The task: Rewrite the paragraph in the study methods text below that begins "In this study, all procedures were performed" as a short numbered list of steps, keeping its main facts.

** Opening Page text block **

Materials and Methods
2
This was a three‐center, retrospective study of EUS‐TD using LAMS or using a double‐pigtail plastic stent (DPS) for the treatment of PFCs performed by five experienced endoscopists in Oita from December 2018 to June 2024. This study was approved by the ethics committee of Oita University Hospital (approval no. 2773). Written informed consent was obtained from all patients for publication.
Patients
2.1
Consecutive patients who underwent EUS‐TD using LAMS or DPS for the treatment of PFCs at the University of Oita Hospital and affiliated institutions from December 2018 to June 2024 were included. Only symptomatic PFCs were included in this study. PFCs were defined as a collection of mature encapsulations surrounding pancreatic necrosis, measuring 4 cm or larger, with a distinct inflammatory wall and at least 70% fluid content. Underlying pathologies in patients with PFCs included severe acute pancreatitis (SAP), alcoholic pancreatitis, obstructive pancreatitis due to malignancy, idiopathic pancreatitis, traumatic pancreatitis, post‐endoscopic retrograde cholangiopancreatography (ERCP) pancreatitis, and postoperative pancreatic fistula. The inclusion criteria are as follows: (1) refractory abdominal pain; (2) biliary obstruction; (3) PFCs size ≥4 cm; (4) fully encapsulated PFCs with ≥70% fluid content; (5) absence of intervening vessels. The exclusion criteria are as follows: (1) coagulation disorders (INR >1.5); (2) asymptomatic PFCs; (3) disconnected pancreatic duct syndrome; (4) PFCs where the combined thickness of the gastrointestinal and cyst walls is ≥10 mm to the EUS probe; (5) presence of intervening vessels. There were no selection criteria for LAMS versus DPS, nor any facility protocols guiding this decision; the choice of which to use was determined by the operator's preference at each facility.
LAMS Placement Procedures
2.2
In this study, all procedures were performed using a therapeutic linear echo‐endoscope with a working channel of 4.2 mm (GF‐UCT180; Olympus America, Centre Valley, PA, USA) under local anesthesia. EUS examination of patients with PFCs was performed to assess for the presence of necrotic material. Once an appropriate site was identified from the stomach or duodenum, we used the LAMS (Hot AXIOS; Boston Scientific Corporation, Marlborough, MA, USA). The initial puncture was performed, and the cyst was accessed. Then, by sequentially unlocking and locking individual components of the delivery system, the intra‐cystic flange of the stent was deployed first. This flange was then approximated against the cyst wall and followed by the release of the intra‐luminal end within the endoscope. At this point, by simultaneously pushing the stent outwards from the endoscope channel and moving the endoscope away from the mucosal surface, the stent was completely deployed. Stent placement was then verified endoscopically.

** Closing Page text block **
** Opening Dataset entries block **

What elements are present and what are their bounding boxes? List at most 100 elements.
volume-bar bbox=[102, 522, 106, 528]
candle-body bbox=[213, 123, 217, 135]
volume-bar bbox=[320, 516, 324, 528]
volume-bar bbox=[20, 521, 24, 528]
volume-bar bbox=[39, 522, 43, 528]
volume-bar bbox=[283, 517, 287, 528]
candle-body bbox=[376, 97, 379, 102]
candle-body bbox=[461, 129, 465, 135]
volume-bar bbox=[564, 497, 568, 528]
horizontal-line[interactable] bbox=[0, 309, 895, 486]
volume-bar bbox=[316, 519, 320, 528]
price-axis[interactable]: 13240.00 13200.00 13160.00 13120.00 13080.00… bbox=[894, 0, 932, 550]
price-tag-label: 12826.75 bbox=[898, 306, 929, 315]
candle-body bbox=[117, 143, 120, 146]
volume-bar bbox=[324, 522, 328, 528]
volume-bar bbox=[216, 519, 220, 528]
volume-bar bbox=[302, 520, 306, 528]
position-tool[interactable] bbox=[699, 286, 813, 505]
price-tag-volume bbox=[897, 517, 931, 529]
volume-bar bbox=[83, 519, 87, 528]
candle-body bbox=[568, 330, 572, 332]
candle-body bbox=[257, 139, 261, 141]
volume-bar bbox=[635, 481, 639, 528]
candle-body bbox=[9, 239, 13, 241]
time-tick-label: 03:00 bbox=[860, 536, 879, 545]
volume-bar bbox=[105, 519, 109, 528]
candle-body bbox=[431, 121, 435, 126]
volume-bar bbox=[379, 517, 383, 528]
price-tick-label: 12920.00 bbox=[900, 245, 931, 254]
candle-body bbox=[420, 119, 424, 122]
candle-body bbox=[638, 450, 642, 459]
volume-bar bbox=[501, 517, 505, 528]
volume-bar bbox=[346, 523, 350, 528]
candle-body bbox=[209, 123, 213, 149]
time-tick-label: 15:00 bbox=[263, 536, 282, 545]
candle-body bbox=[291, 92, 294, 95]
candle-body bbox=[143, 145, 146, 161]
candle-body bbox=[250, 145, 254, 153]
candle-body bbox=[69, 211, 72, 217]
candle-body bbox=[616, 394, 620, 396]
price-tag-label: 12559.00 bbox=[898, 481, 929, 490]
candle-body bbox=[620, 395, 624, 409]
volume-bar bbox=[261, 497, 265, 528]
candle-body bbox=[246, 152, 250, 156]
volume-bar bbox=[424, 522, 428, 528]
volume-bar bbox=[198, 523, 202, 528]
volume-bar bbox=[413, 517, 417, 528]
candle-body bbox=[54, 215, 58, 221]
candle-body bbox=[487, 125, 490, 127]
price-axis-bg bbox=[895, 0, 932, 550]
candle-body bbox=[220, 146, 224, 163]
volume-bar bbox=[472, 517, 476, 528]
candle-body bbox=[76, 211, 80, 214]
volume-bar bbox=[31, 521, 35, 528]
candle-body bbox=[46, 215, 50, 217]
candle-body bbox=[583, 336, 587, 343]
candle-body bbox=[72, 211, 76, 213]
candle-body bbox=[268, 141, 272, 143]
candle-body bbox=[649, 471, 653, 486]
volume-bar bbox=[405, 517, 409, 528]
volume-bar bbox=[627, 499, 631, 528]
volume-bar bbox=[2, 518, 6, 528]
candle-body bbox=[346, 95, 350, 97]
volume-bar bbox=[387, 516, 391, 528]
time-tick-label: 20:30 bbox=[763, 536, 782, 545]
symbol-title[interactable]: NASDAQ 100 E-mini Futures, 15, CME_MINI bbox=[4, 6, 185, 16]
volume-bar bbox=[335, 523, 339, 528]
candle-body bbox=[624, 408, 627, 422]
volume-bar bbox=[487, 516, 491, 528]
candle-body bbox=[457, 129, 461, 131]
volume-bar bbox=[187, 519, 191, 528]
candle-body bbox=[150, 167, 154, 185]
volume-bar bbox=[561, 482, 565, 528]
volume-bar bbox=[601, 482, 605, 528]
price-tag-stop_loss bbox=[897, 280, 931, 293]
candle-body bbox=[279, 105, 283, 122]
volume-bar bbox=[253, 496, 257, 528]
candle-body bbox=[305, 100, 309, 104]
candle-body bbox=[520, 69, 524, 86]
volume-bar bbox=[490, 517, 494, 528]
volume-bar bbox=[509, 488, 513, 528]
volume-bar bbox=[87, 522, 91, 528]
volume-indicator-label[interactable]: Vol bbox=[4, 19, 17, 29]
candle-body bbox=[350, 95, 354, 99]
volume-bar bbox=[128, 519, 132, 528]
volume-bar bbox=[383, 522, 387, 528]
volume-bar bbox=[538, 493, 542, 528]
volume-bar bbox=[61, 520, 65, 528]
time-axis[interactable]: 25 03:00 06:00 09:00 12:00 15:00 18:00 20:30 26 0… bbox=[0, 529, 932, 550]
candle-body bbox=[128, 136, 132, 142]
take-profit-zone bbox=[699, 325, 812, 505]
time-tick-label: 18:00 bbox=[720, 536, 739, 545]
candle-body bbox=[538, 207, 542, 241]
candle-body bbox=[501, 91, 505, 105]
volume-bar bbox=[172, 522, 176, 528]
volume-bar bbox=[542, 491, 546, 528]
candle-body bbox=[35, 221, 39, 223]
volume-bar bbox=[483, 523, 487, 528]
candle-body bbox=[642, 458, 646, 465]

** Closing Dataset entries block **

Exercise answer:
1. All procedures were done under local anesthesia with a therapeutic linear echo-endoscope that has a 4.2 mm working channel (GF-UCT180; Olympus America).
2. An EUS examination checked the PFCs for necrotic material.
3. After a suitable site was found from the stomach or duodenum, the LAMS (Hot AXIOS; Boston Scientific Corporation) was used.
4. An initial puncture gave access to the cyst.
5. Delivery system components were unlocked and locked in sequence to deploy the intra-cystic flange first.
6. The flange was drawn against the cyst wall, and the intra-luminal end was then released within the endoscope.
7. The stent was fully deployed by pushing it out of the endoscope channel while moving the endoscope away from the mucosal surface.
8. Stent placement was verified endoscopically.